*DATA PROVIDED:*
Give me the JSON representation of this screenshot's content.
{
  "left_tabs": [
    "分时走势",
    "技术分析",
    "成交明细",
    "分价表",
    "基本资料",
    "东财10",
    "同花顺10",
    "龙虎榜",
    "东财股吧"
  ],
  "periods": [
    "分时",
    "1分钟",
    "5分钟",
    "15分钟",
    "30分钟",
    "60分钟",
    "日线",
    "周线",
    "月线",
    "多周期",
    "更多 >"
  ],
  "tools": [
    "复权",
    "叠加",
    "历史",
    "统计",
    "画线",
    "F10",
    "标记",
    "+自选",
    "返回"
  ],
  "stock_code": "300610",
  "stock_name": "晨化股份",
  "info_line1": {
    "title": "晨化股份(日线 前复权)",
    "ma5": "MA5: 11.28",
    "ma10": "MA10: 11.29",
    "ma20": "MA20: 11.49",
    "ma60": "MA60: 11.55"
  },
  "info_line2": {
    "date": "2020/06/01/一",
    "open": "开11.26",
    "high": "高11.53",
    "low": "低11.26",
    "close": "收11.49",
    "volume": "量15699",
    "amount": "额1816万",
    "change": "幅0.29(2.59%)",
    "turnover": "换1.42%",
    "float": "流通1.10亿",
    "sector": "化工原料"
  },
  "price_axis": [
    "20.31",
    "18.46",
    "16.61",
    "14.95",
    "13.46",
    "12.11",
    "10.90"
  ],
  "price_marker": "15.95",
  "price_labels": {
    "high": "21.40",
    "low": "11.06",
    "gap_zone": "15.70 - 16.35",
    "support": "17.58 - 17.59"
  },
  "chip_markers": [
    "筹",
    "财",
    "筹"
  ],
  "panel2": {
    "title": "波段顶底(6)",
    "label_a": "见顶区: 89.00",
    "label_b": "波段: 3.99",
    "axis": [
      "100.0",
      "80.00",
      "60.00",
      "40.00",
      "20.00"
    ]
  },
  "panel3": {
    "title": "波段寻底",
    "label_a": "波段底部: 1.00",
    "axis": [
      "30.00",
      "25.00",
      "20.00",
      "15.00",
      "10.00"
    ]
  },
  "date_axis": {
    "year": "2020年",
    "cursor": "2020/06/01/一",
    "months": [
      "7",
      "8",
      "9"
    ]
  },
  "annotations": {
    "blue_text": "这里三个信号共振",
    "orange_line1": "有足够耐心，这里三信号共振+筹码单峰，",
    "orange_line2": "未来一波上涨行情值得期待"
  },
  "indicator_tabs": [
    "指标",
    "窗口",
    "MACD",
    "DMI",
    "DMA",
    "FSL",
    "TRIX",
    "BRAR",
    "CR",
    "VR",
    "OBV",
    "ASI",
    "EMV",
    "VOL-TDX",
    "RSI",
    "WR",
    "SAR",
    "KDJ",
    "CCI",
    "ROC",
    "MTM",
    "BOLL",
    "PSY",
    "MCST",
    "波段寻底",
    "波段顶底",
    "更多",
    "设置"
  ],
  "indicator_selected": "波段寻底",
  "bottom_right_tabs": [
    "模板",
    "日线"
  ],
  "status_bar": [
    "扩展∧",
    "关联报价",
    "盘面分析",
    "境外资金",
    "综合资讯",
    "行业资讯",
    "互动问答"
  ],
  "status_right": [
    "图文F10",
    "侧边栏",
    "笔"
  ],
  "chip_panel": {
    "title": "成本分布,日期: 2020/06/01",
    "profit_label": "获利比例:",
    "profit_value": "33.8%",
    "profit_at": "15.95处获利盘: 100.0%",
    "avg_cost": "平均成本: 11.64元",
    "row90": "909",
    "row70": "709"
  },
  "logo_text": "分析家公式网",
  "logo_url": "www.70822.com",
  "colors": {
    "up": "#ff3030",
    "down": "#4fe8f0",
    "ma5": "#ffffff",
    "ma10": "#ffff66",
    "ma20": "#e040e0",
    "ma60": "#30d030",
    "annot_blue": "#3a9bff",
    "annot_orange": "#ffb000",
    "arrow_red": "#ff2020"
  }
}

*GOAL:* Above are the records; retype every one exactly.

*RESPONSE TO THIS TASK:*
Give me the JSON representation of this screenshot's content.
{
  "left_tabs": [
    "分时走势",
    "技术分析",
    "成交明细",
    "分价表",
    "基本资料",
    "东财10",
    "同花顺10",
    "龙虎榜",
    "东财股吧"
  ],
  "periods": [
    "分时",
    "1分钟",
    "5分钟",
    "15分钟",
    "30分钟",
    "60分钟",
    "日线",
    "周线",
    "月线",
    "多周期",
    "更多 >"
  ],
  "tools": [
    "复权",
    "叠加",
    "历史",
    "统计",
    "画线",
    "F10",
    "标记",
    "+自选",
    "返回"
  ],
  "stock_code": "300610",
  "stock_name": "晨化股份",
  "info_line1": {
    "title": "晨化股份(日线 前复权)",
    "ma5": "MA5: 11.28",
    "ma10": "MA10: 11.29",
    "ma20": "MA20: 11.49",
    "ma60": "MA60: 11.55"
  },
  "info_line2": {
    "date": "2020/06/01/一",
    "open": "开11.26",
    "high": "高11.53",
    "low": "低11.26",
    "close": "收11.49",
    "volume": "量15699",
    "amount": "额1816万",
    "change": "幅0.29(2.59%)",
    "turnover": "换1.42%",
    "float": "流通1.10亿",
    "sector": "化工原料"
  },
  "price_axis": [
    "20.31",
    "18.46",
    "16.61",
    "14.95",
    "13.46",
    "12.11",
    "10.90"
  ],
  "price_marker": "15.95",
  "price_labels": {
    "high": "21.40",
    "low": "11.06",
    "gap_zone": "15.70 - 16.35",
    "support": "17.58 - 17.59"
  },
  "chip_markers": [
    "筹",
    "财",
    "筹"
  ],
  "panel2": {
    "title": "波段顶底(6)",
    "label_a": "见顶区: 89.00",
    "label_b": "波段: 3.99",
    "axis": [
      "100.0",
      "80.00",
      "60.00",
      "40.00",
      "20.00"
    ]
  },
  "panel3": {
    "title": "波段寻底",
    "label_a": "波段底部: 1.00",
    "axis": [
      "30.00",
      "25.00",
      "20.00",
      "15.00",
      "10.00"
    ]
  },
  "date_axis": {
    "year": "2020年",
    "cursor": "2020/06/01/一",
    "months": [
      "7",
      "8",
      "9"
    ]
  },
  "annotations": {
    "blue_text": "这里三个信号共振",
    "orange_line1": "有足够耐心，这里三信号共振+筹码单峰，",
    "orange_line2": "未来一波上涨行情值得期待"
  },
  "indicator_tabs": [
    "指标",
    "窗口",
    "MACD",
    "DMI",
    "DMA",
    "FSL",
    "TRIX",
    "BRAR",
    "CR",
    "VR",
    "OBV",
    "ASI",
    "EMV",
    "VOL-TDX",
    "RSI",
    "WR",
    "SAR",
    "KDJ",
    "CCI",
    "ROC",
    "MTM",
    "BOLL",
    "PSY",
    "MCST",
    "波段寻底",
    "波段顶底",
    "更多",
    "设置"
  ],
  "indicator_selected": "波段寻底",
  "bottom_right_tabs": [
    "模板",
    "日线"
  ],
  "status_bar": [
    "扩展∧",
    "关联报价",
    "盘面分析",
    "境外资金",
    "综合资讯",
    "行业资讯",
    "互动问答"
  ],
  "status_right": [
    "图文F10",
    "侧边栏",
    "笔"
  ],
  "chip_panel": {
    "title": "成本分布,日期: 2020/06/01",
    "profit_label": "获利比例:",
    "profit_value": "33.8%",
    "profit_at": "15.95处获利盘: 100.0%",
    "avg_cost": "平均成本: 11.64元",
    "row90": "909",
    "row70": "709"
  },
  "logo_text": "分析家公式网",
  "logo_url": "www.70822.com",
  "colors": {
    "up": "#ff3030",
    "down": "#4fe8f0",
    "ma5": "#ffffff",
    "ma10": "#ffff66",
    "ma20": "#e040e0",
    "ma60": "#30d030",
    "annot_blue": "#3a9bff",
    "annot_orange": "#ffb000",
    "arrow_red": "#ff2020"
  }
}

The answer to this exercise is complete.